Task goal ▸
Return a copy of every line in the records that includes the word "Sleeping".

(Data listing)
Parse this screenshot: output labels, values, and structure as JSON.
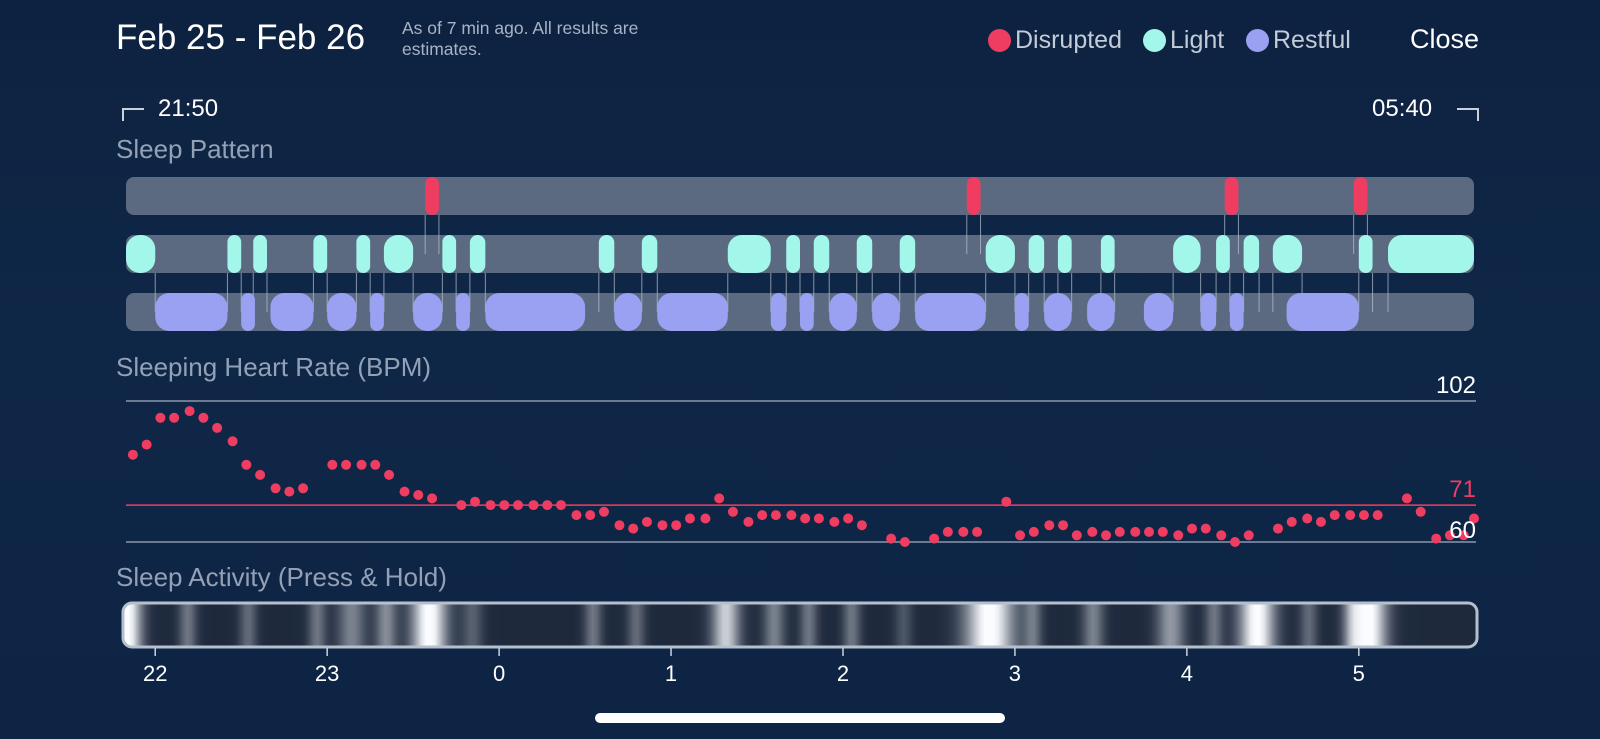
{
  "header": {
    "date_range": "Feb 25 - Feb 26",
    "as_of": "As of 7 min ago. All results are estimates.",
    "close_label": "Close"
  },
  "legend": [
    {
      "label": "Disrupted",
      "color": "#ef3d62"
    },
    {
      "label": "Light",
      "color": "#a3f7ea"
    },
    {
      "label": "Restful",
      "color": "#9aa1f2"
    }
  ],
  "time_range": {
    "start": "21:50",
    "end": "05:40"
  },
  "sections": {
    "sleep_pattern": "Sleep Pattern",
    "heart_rate": "Sleeping Heart Rate (BPM)",
    "activity": "Sleep Activity (Press & Hold)"
  },
  "colors": {
    "disrupted": "#ef3d62",
    "light": "#a3f7ea",
    "restful": "#9aa1f2",
    "track": "#5b6a80"
  },
  "chart_data": {
    "type": "scatter",
    "x_unit": "hours",
    "x_range": [
      21.83,
      29.67
    ],
    "sleep_pattern": {
      "disrupted": [
        [
          23.57,
          23.65
        ],
        [
          26.72,
          26.8
        ],
        [
          28.22,
          28.3
        ],
        [
          28.97,
          29.05
        ]
      ],
      "light": [
        [
          21.83,
          22.0
        ],
        [
          22.42,
          22.5
        ],
        [
          22.57,
          22.65
        ],
        [
          22.92,
          23.0
        ],
        [
          23.17,
          23.25
        ],
        [
          23.33,
          23.5
        ],
        [
          23.67,
          23.75
        ],
        [
          23.83,
          23.92
        ],
        [
          24.58,
          24.67
        ],
        [
          24.83,
          24.92
        ],
        [
          25.33,
          25.58
        ],
        [
          25.67,
          25.75
        ],
        [
          25.83,
          25.92
        ],
        [
          26.08,
          26.17
        ],
        [
          26.33,
          26.42
        ],
        [
          26.83,
          27.0
        ],
        [
          27.08,
          27.17
        ],
        [
          27.25,
          27.33
        ],
        [
          27.5,
          27.58
        ],
        [
          27.92,
          28.08
        ],
        [
          28.17,
          28.25
        ],
        [
          28.33,
          28.42
        ],
        [
          28.5,
          28.67
        ],
        [
          29.0,
          29.08
        ],
        [
          29.17,
          29.67
        ]
      ],
      "restful": [
        [
          22.0,
          22.42
        ],
        [
          22.5,
          22.58
        ],
        [
          22.67,
          22.92
        ],
        [
          23.0,
          23.17
        ],
        [
          23.25,
          23.33
        ],
        [
          23.5,
          23.67
        ],
        [
          23.75,
          23.83
        ],
        [
          23.92,
          24.5
        ],
        [
          24.67,
          24.83
        ],
        [
          24.92,
          25.33
        ],
        [
          25.58,
          25.67
        ],
        [
          25.75,
          25.83
        ],
        [
          25.92,
          26.08
        ],
        [
          26.17,
          26.33
        ],
        [
          26.42,
          26.83
        ],
        [
          27.0,
          27.08
        ],
        [
          27.17,
          27.33
        ],
        [
          27.42,
          27.58
        ],
        [
          27.75,
          27.92
        ],
        [
          28.08,
          28.17
        ],
        [
          28.25,
          28.33
        ],
        [
          28.58,
          29.0
        ]
      ]
    },
    "heart_rate": {
      "ylabel": "Sleeping Heart Rate (BPM)",
      "ymax": 102,
      "avg": 71,
      "ymin": 60,
      "points": [
        [
          21.87,
          86
        ],
        [
          21.95,
          89
        ],
        [
          22.03,
          97
        ],
        [
          22.11,
          97
        ],
        [
          22.2,
          99
        ],
        [
          22.28,
          97
        ],
        [
          22.36,
          94
        ],
        [
          22.45,
          90
        ],
        [
          22.53,
          83
        ],
        [
          22.61,
          80
        ],
        [
          22.7,
          76
        ],
        [
          22.78,
          75
        ],
        [
          22.86,
          76
        ],
        [
          23.03,
          83
        ],
        [
          23.11,
          83
        ],
        [
          23.2,
          83
        ],
        [
          23.28,
          83
        ],
        [
          23.36,
          80
        ],
        [
          23.45,
          75
        ],
        [
          23.53,
          74
        ],
        [
          23.61,
          73
        ],
        [
          23.78,
          71
        ],
        [
          23.86,
          72
        ],
        [
          23.95,
          71
        ],
        [
          24.03,
          71
        ],
        [
          24.11,
          71
        ],
        [
          24.2,
          71
        ],
        [
          24.28,
          71
        ],
        [
          24.36,
          71
        ],
        [
          24.45,
          68
        ],
        [
          24.53,
          68
        ],
        [
          24.61,
          69
        ],
        [
          24.7,
          65
        ],
        [
          24.78,
          64
        ],
        [
          24.86,
          66
        ],
        [
          24.95,
          65
        ],
        [
          25.03,
          65
        ],
        [
          25.11,
          67
        ],
        [
          25.2,
          67
        ],
        [
          25.28,
          73
        ],
        [
          25.36,
          69
        ],
        [
          25.45,
          66
        ],
        [
          25.53,
          68
        ],
        [
          25.61,
          68
        ],
        [
          25.7,
          68
        ],
        [
          25.78,
          67
        ],
        [
          25.86,
          67
        ],
        [
          25.95,
          66
        ],
        [
          26.03,
          67
        ],
        [
          26.11,
          65
        ],
        [
          26.28,
          61
        ],
        [
          26.36,
          60
        ],
        [
          26.53,
          61
        ],
        [
          26.61,
          63
        ],
        [
          26.7,
          63
        ],
        [
          26.78,
          63
        ],
        [
          26.95,
          72
        ],
        [
          27.03,
          62
        ],
        [
          27.11,
          63
        ],
        [
          27.2,
          65
        ],
        [
          27.28,
          65
        ],
        [
          27.36,
          62
        ],
        [
          27.45,
          63
        ],
        [
          27.53,
          62
        ],
        [
          27.61,
          63
        ],
        [
          27.7,
          63
        ],
        [
          27.78,
          63
        ],
        [
          27.86,
          63
        ],
        [
          27.95,
          62
        ],
        [
          28.03,
          64
        ],
        [
          28.11,
          64
        ],
        [
          28.2,
          62
        ],
        [
          28.28,
          60
        ],
        [
          28.36,
          62
        ],
        [
          28.53,
          64
        ],
        [
          28.61,
          66
        ],
        [
          28.7,
          67
        ],
        [
          28.78,
          66
        ],
        [
          28.86,
          68
        ],
        [
          28.95,
          68
        ],
        [
          29.03,
          68
        ],
        [
          29.11,
          68
        ],
        [
          29.28,
          73
        ],
        [
          29.36,
          69
        ],
        [
          29.45,
          61
        ],
        [
          29.53,
          62
        ],
        [
          29.61,
          62
        ],
        [
          29.67,
          67
        ]
      ]
    },
    "activity": {
      "ticks": [
        "22",
        "23",
        "0",
        "1",
        "2",
        "3",
        "4",
        "5"
      ],
      "tick_hours": [
        22,
        23,
        24,
        25,
        26,
        27,
        28,
        29
      ],
      "bursts": [
        [
          21.85,
          1.0,
          0.08
        ],
        [
          22.2,
          0.35,
          0.05
        ],
        [
          22.55,
          0.3,
          0.05
        ],
        [
          22.95,
          0.35,
          0.05
        ],
        [
          23.15,
          0.4,
          0.08
        ],
        [
          23.35,
          0.45,
          0.06
        ],
        [
          23.6,
          1.0,
          0.1
        ],
        [
          23.85,
          0.25,
          0.06
        ],
        [
          24.55,
          0.35,
          0.05
        ],
        [
          24.8,
          0.3,
          0.05
        ],
        [
          25.32,
          0.75,
          0.08
        ],
        [
          25.6,
          0.4,
          0.06
        ],
        [
          25.8,
          0.35,
          0.05
        ],
        [
          26.05,
          0.35,
          0.05
        ],
        [
          26.35,
          0.2,
          0.05
        ],
        [
          26.85,
          1.0,
          0.14
        ],
        [
          27.1,
          0.35,
          0.05
        ],
        [
          27.45,
          0.4,
          0.06
        ],
        [
          27.9,
          0.5,
          0.08
        ],
        [
          28.15,
          0.35,
          0.05
        ],
        [
          28.4,
          1.0,
          0.1
        ],
        [
          28.7,
          0.3,
          0.05
        ],
        [
          28.95,
          0.4,
          0.05
        ],
        [
          29.05,
          1.0,
          0.1
        ]
      ]
    }
  }
}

Finished task ▸
    "heart_rate": "Sleeping Heart Rate (BPM)",
      "ylabel": "Sleeping Heart Rate (BPM)",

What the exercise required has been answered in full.